**Passage to read**
● ● ● ● ●
But it's recommended that you use at least 1GB of maximum and start heap space
(e.g. -Xmx1024M -Xms1024M)
and, the parameters format are the following:
[retest] [maxThreads <Amount of threads to be used>]
[database <database url e.g. //localhost:3306/teste>]
[user <database login >] [password <database password>]
[dontExcludeSites] (consolidate <file + extension to where it will be exported>|
(consolidatebr <file + extention to where it will be exported>) | ipv6 |
resposta | geolocal | dominio | acessibilidade | html | csvpage | csvhost |
csvlang | links | xml | ntp | linkscompleto | downhome | htmloffline )
● ● ● ● ●
**Written instruction**
Can you resume the text on heap settings and parameter format, continuing from its last line? The data plays no part in this.

(Element and region listings)
● ● ● ● ●
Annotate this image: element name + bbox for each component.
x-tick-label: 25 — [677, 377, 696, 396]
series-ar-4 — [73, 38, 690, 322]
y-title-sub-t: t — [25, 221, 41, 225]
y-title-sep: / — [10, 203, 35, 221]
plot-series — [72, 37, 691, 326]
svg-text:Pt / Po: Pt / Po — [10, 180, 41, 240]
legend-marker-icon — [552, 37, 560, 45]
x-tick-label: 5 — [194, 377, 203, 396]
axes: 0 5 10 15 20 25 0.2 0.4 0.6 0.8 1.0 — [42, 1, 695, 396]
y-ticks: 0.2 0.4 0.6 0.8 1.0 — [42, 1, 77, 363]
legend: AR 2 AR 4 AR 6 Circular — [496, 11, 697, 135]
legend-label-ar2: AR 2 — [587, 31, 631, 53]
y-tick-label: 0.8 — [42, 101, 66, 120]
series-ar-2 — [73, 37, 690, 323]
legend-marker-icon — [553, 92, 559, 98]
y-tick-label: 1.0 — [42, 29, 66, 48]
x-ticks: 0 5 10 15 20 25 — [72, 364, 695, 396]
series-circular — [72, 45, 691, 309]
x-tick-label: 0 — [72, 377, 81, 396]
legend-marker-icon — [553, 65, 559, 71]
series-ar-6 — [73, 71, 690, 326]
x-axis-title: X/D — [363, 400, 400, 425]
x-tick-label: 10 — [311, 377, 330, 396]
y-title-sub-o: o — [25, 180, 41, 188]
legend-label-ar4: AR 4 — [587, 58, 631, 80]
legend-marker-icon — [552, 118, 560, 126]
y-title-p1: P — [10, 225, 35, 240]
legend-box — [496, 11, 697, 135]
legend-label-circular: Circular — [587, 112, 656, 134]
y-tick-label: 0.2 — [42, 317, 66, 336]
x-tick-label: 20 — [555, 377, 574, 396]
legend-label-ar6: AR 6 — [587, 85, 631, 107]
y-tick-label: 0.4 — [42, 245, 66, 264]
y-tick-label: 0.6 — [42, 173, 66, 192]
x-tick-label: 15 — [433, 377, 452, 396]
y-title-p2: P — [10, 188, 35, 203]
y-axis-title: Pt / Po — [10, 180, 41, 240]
● ● ● ● ●
**Output for this exercise**
[file or folder path]
below there is a list of execution examples:
alias connector java -Xms1024M -Xmx1024M -jar connector-1.x.jar database //localhost:3306/teste password yourpw user you
connector retest maxThreads 400 ipv6
connector retest maxThreads 1000 resposta
connector.sh retest maxThreads 1000 geolocal
connector retest maxThreads 2000 dominio
connector retest maxThreads 400 ntp
connector retest maxThreads 60 html sites
it's important to say that before running these tests, the database must be set
and configured and a list of sites must be load into the Sitios table. You can
upload the list directly in mysql or you can use de option 'csvhost' of
connector to upload data from a csv sites list exported from WIRE-Nic. The
command should look like this:
connector retest maxThreads 400 csvhost sites.csv
there is a sample of how this file must look in the docs folder.
Also, the tests that validates pages like 'html' and 'acessebilidade' are
executed over the 'sites' folder that is generated by the execution of WIRE-Nic
and so the path to this folder must be specified as a parmeter like in the html
example above.